Please render the material as a Markdown table with the columns Row and Line, covering everything from the start of the material through the line containing "y-tick-label: 0 (57, 148, 62, 157)", inclusive. Give each line its own numbered row and leave out blank lines.

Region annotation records
+---+

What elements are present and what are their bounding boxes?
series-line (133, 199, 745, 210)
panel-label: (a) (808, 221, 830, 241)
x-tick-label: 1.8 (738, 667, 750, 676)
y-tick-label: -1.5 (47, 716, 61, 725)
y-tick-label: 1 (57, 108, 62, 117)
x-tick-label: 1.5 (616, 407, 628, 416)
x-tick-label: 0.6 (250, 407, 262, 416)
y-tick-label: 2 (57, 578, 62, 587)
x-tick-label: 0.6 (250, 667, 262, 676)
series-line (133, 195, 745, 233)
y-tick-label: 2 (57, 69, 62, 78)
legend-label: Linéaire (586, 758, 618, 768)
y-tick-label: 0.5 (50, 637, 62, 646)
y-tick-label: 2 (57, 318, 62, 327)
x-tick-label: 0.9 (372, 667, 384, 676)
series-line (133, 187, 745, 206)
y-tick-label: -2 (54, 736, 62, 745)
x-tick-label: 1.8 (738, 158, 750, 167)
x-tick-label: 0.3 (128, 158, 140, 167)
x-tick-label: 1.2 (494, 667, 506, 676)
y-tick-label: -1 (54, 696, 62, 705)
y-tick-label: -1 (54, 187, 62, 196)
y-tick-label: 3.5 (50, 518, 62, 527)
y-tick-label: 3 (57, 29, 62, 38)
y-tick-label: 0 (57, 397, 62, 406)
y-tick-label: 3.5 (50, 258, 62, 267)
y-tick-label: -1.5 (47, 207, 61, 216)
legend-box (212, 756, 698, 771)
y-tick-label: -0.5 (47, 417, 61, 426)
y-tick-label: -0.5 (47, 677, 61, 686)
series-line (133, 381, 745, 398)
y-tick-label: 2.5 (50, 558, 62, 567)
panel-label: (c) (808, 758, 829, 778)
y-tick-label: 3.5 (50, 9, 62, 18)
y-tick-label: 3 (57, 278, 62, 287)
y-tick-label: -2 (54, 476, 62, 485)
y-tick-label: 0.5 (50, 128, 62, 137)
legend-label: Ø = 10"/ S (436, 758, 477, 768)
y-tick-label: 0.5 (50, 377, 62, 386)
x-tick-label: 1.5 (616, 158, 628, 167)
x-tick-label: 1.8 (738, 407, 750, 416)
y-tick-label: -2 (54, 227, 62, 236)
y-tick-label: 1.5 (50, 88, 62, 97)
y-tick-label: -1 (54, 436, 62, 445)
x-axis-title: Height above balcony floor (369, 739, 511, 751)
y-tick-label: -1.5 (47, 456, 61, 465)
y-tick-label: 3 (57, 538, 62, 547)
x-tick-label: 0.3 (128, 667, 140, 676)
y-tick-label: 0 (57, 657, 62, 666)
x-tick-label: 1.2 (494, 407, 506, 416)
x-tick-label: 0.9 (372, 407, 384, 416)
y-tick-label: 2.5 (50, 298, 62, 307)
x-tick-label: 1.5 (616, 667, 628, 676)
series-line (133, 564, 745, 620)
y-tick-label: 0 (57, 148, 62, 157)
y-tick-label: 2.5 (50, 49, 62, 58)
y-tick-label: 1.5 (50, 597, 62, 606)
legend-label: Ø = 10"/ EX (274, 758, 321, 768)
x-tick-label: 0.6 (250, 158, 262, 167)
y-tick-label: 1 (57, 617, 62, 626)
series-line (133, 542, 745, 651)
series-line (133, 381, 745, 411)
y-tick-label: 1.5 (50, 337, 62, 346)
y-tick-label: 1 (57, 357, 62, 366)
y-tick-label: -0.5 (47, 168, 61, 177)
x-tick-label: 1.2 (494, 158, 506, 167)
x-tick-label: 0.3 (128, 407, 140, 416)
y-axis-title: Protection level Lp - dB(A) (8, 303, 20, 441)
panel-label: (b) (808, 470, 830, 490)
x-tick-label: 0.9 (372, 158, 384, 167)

+---+

## FULL ANSWER
| Row | Line |
|---|---|
| 1 | What elements are present and what are their bounding boxes? |
| 2 | series-line (133, 199, 745, 210) |
| 3 | panel-label: (a) (808, 221, 830, 241) |
| 4 | x-tick-label: 1.8 (738, 667, 750, 676) |
| 5 | y-tick-label: -1.5 (47, 716, 61, 725) |
| 6 | y-tick-label: 1 (57, 108, 62, 117) |
| 7 | x-tick-label: 1.5 (616, 407, 628, 416) |
| 8 | x-tick-label: 0.6 (250, 407, 262, 416) |
| 9 | y-tick-label: 2 (57, 578, 62, 587) |
| 10 | x-tick-label: 0.6 (250, 667, 262, 676) |
| 11 | series-line (133, 195, 745, 233) |
| 12 | y-tick-label: 2 (57, 69, 62, 78) |
| 13 | legend-label: Linéaire (586, 758, 618, 768) |
| 14 | y-tick-label: 0.5 (50, 637, 62, 646) |
| 15 | y-tick-label: 2 (57, 318, 62, 327) |
| 16 | x-tick-label: 0.9 (372, 667, 384, 676) |
| 17 | series-line (133, 187, 745, 206) |
| 18 | y-tick-label: -2 (54, 736, 62, 745) |
| 19 | x-tick-label: 1.8 (738, 158, 750, 167) |
| 20 | x-tick-label: 0.3 (128, 158, 140, 167) |
| 21 | x-tick-label: 1.2 (494, 667, 506, 676) |
| 22 | y-tick-label: -1 (54, 696, 62, 705) |
| 23 | y-tick-label: -1 (54, 187, 62, 196) |
| 24 | y-tick-label: 3.5 (50, 518, 62, 527) |
| 25 | y-tick-label: 3 (57, 29, 62, 38) |
| 26 | y-tick-label: 0 (57, 397, 62, 406) |
| 27 | y-tick-label: 3.5 (50, 258, 62, 267) |
| 28 | y-tick-label: -1.5 (47, 207, 61, 216) |
| 29 | legend-box (212, 756, 698, 771) |
| 30 | y-tick-label: -0.5 (47, 417, 61, 426) |
| 31 | y-tick-label: -0.5 (47, 677, 61, 686) |
| 32 | series-line (133, 381, 745, 398) |
| 33 | y-tick-label: 2.5 (50, 558, 62, 567) |
| 34 | panel-label: (c) (808, 758, 829, 778) |
| 35 | y-tick-label: 3.5 (50, 9, 62, 18) |
| 36 | y-tick-label: 3 (57, 278, 62, 287) |
| 37 | y-tick-label: -2 (54, 476, 62, 485) |
| 38 | y-tick-label: 0.5 (50, 128, 62, 137) |
| 39 | legend-label: Ø = 10"/ S (436, 758, 477, 768) |
| 40 | y-tick-label: 0.5 (50, 377, 62, 386) |
| 41 | x-tick-label: 1.5 (616, 158, 628, 167) |
| 42 | x-tick-label: 1.8 (738, 407, 750, 416) |
| 43 | y-tick-label: -2 (54, 227, 62, 236) |
| 44 | y-tick-label: 1.5 (50, 88, 62, 97) |
| 45 | y-tick-label: -1 (54, 436, 62, 445) |
| 46 | x-axis-title: Height above balcony floor (369, 739, 511, 751) |
| 47 | y-tick-label: -1.5 (47, 456, 61, 465) |
| 48 | y-tick-label: 3 (57, 538, 62, 547) |
| 49 | x-tick-label: 0.3 (128, 667, 140, 676) |
| 50 | y-tick-label: 0 (57, 657, 62, 666) |
| 51 | x-tick-label: 1.2 (494, 407, 506, 416) |
| 52 | x-tick-label: 0.9 (372, 407, 384, 416) |
| 53 | y-tick-label: 2.5 (50, 298, 62, 307) |
| 54 | x-tick-label: 1.5 (616, 667, 628, 676) |
| 55 | series-line (133, 564, 745, 620) |
| 56 | y-tick-label: 0 (57, 148, 62, 157) |